__Problem to work on__: Print the entries in full, word for word, but not the pictures.

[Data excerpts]
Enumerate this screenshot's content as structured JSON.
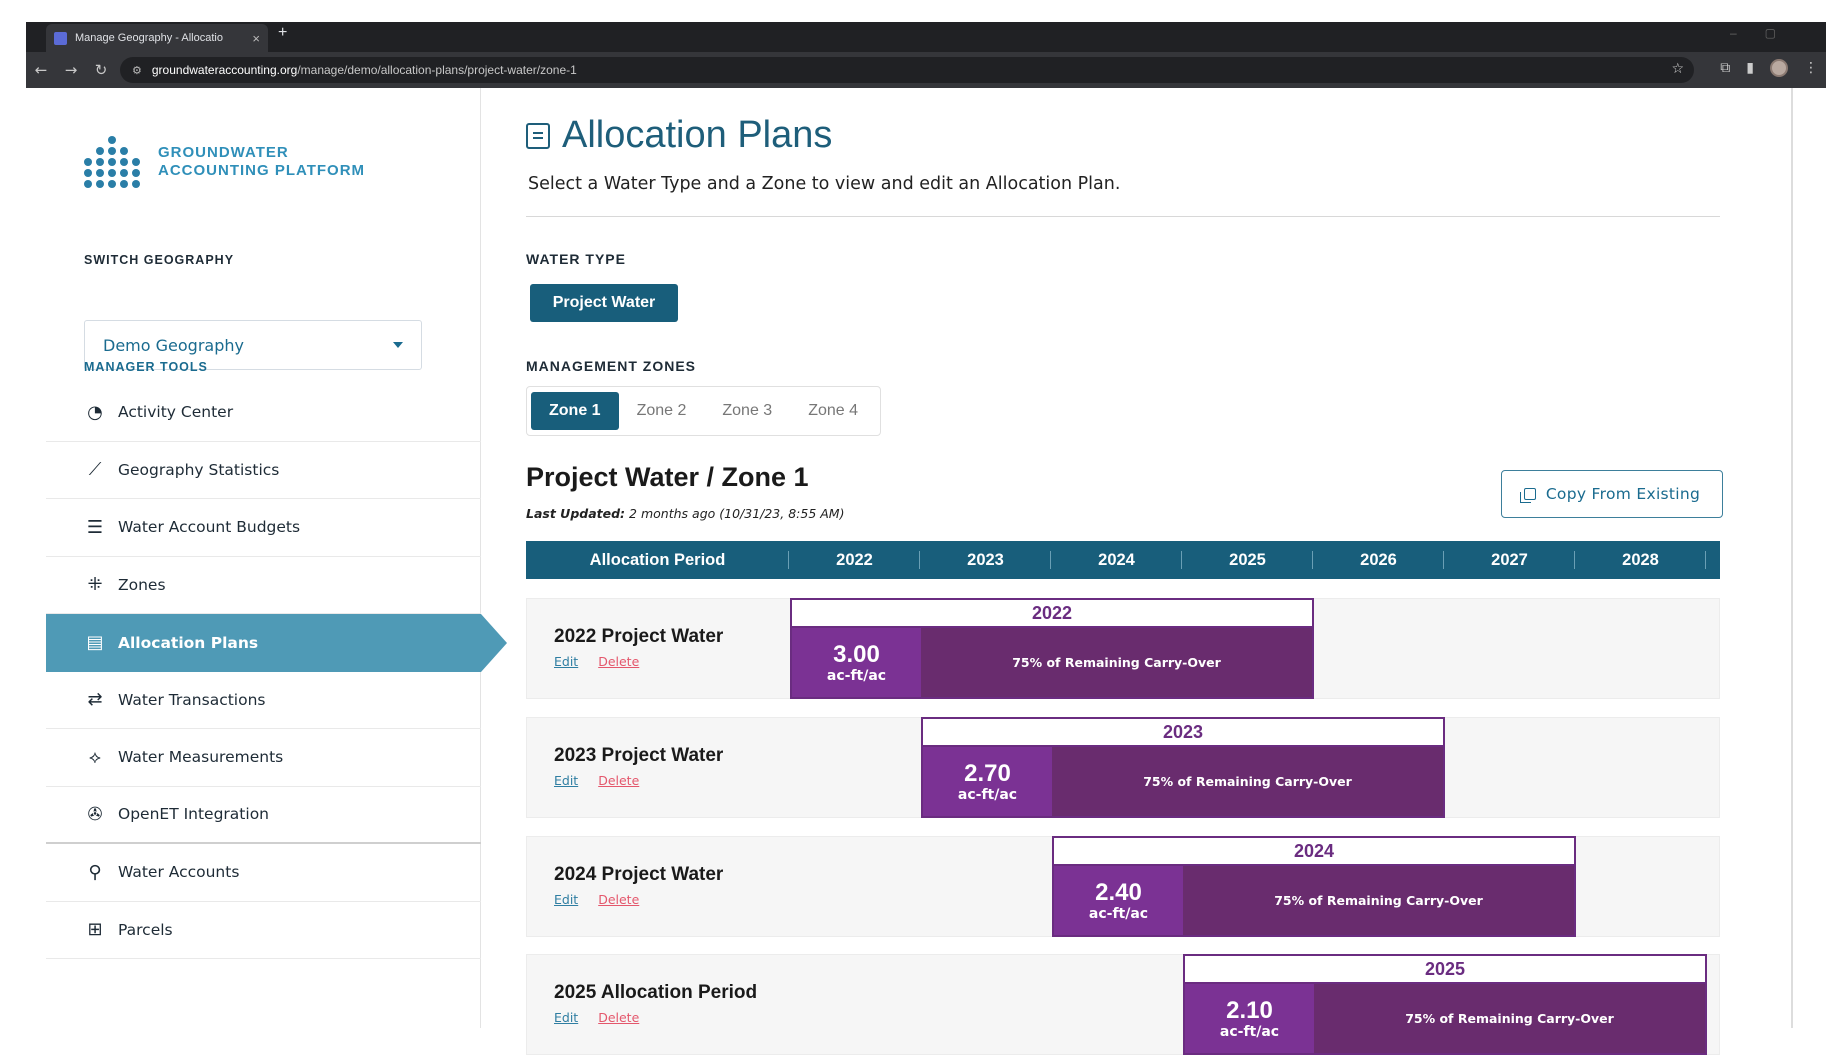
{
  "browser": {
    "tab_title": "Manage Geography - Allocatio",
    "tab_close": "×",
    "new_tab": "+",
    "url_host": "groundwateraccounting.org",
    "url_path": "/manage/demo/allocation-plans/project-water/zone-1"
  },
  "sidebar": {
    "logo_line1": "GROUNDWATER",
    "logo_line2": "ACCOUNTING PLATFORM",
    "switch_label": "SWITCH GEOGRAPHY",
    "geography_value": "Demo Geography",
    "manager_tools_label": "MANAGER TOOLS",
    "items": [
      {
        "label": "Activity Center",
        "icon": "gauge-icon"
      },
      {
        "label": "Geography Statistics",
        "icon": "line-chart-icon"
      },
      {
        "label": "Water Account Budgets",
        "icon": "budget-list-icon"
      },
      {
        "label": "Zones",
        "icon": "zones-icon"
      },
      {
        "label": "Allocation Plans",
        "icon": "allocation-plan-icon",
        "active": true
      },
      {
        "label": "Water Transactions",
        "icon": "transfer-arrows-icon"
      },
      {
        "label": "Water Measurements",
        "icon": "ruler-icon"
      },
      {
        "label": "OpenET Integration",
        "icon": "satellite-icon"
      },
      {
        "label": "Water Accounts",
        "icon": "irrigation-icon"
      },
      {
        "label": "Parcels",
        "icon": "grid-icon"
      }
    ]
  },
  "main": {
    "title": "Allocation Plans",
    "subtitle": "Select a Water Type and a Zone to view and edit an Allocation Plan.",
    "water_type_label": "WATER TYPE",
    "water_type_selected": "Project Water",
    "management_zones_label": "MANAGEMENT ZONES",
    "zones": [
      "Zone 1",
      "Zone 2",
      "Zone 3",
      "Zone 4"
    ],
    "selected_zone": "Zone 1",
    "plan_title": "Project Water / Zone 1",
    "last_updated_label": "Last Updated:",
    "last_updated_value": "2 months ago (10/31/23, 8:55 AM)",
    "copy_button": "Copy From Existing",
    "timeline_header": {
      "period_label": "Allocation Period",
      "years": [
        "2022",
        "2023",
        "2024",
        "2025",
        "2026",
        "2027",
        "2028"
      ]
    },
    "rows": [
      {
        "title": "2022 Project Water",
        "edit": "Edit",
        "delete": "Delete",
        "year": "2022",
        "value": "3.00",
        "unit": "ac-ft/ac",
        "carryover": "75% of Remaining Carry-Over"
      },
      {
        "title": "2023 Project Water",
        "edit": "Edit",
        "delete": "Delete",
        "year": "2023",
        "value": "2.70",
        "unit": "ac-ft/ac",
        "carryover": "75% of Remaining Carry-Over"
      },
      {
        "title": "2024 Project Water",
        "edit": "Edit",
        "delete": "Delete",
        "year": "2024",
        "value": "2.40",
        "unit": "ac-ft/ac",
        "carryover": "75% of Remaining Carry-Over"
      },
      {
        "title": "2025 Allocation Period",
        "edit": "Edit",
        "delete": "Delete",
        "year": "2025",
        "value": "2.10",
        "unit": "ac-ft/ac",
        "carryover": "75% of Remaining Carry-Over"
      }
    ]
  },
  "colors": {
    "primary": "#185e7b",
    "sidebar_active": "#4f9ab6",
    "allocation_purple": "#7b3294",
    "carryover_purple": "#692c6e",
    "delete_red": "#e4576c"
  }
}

__The solution__:
Enumerate this screenshot's content as structured JSON.
{
  "browser": {
    "tab_title": "Manage Geography - Allocatio",
    "tab_close": "×",
    "new_tab": "+",
    "url_host": "groundwateraccounting.org",
    "url_path": "/manage/demo/allocation-plans/project-water/zone-1"
  },
  "sidebar": {
    "logo_line1": "GROUNDWATER",
    "logo_line2": "ACCOUNTING PLATFORM",
    "switch_label": "SWITCH GEOGRAPHY",
    "geography_value": "Demo Geography",
    "manager_tools_label": "MANAGER TOOLS",
    "items": [
      {
        "label": "Activity Center",
        "icon": "gauge-icon"
      },
      {
        "label": "Geography Statistics",
        "icon": "line-chart-icon"
      },
      {
        "label": "Water Account Budgets",
        "icon": "budget-list-icon"
      },
      {
        "label": "Zones",
        "icon": "zones-icon"
      },
      {
        "label": "Allocation Plans",
        "icon": "allocation-plan-icon",
        "active": true
      },
      {
        "label": "Water Transactions",
        "icon": "transfer-arrows-icon"
      },
      {
        "label": "Water Measurements",
        "icon": "ruler-icon"
      },
      {
        "label": "OpenET Integration",
        "icon": "satellite-icon"
      },
      {
        "label": "Water Accounts",
        "icon": "irrigation-icon"
      },
      {
        "label": "Parcels",
        "icon": "grid-icon"
      }
    ]
  },
  "main": {
    "title": "Allocation Plans",
    "subtitle": "Select a Water Type and a Zone to view and edit an Allocation Plan.",
    "water_type_label": "WATER TYPE",
    "water_type_selected": "Project Water",
    "management_zones_label": "MANAGEMENT ZONES",
    "zones": [
      "Zone 1",
      "Zone 2",
      "Zone 3",
      "Zone 4"
    ],
    "selected_zone": "Zone 1",
    "plan_title": "Project Water / Zone 1",
    "last_updated_label": "Last Updated:",
    "last_updated_value": "2 months ago (10/31/23, 8:55 AM)",
    "copy_button": "Copy From Existing",
    "timeline_header": {
      "period_label": "Allocation Period",
      "years": [
        "2022",
        "2023",
        "2024",
        "2025",
        "2026",
        "2027",
        "2028"
      ]
    },
    "rows": [
      {
        "title": "2022 Project Water",
        "edit": "Edit",
        "delete": "Delete",
        "year": "2022",
        "value": "3.00",
        "unit": "ac-ft/ac",
        "carryover": "75% of Remaining Carry-Over"
      },
      {
        "title": "2023 Project Water",
        "edit": "Edit",
        "delete": "Delete",
        "year": "2023",
        "value": "2.70",
        "unit": "ac-ft/ac",
        "carryover": "75% of Remaining Carry-Over"
      },
      {
        "title": "2024 Project Water",
        "edit": "Edit",
        "delete": "Delete",
        "year": "2024",
        "value": "2.40",
        "unit": "ac-ft/ac",
        "carryover": "75% of Remaining Carry-Over"
      },
      {
        "title": "2025 Allocation Period",
        "edit": "Edit",
        "delete": "Delete",
        "year": "2025",
        "value": "2.10",
        "unit": "ac-ft/ac",
        "carryover": "75% of Remaining Carry-Over"
      }
    ]
  },
  "colors": {
    "primary": "#185e7b",
    "sidebar_active": "#4f9ab6",
    "allocation_purple": "#7b3294",
    "carryover_purple": "#692c6e",
    "delete_red": "#e4576c"
  }
}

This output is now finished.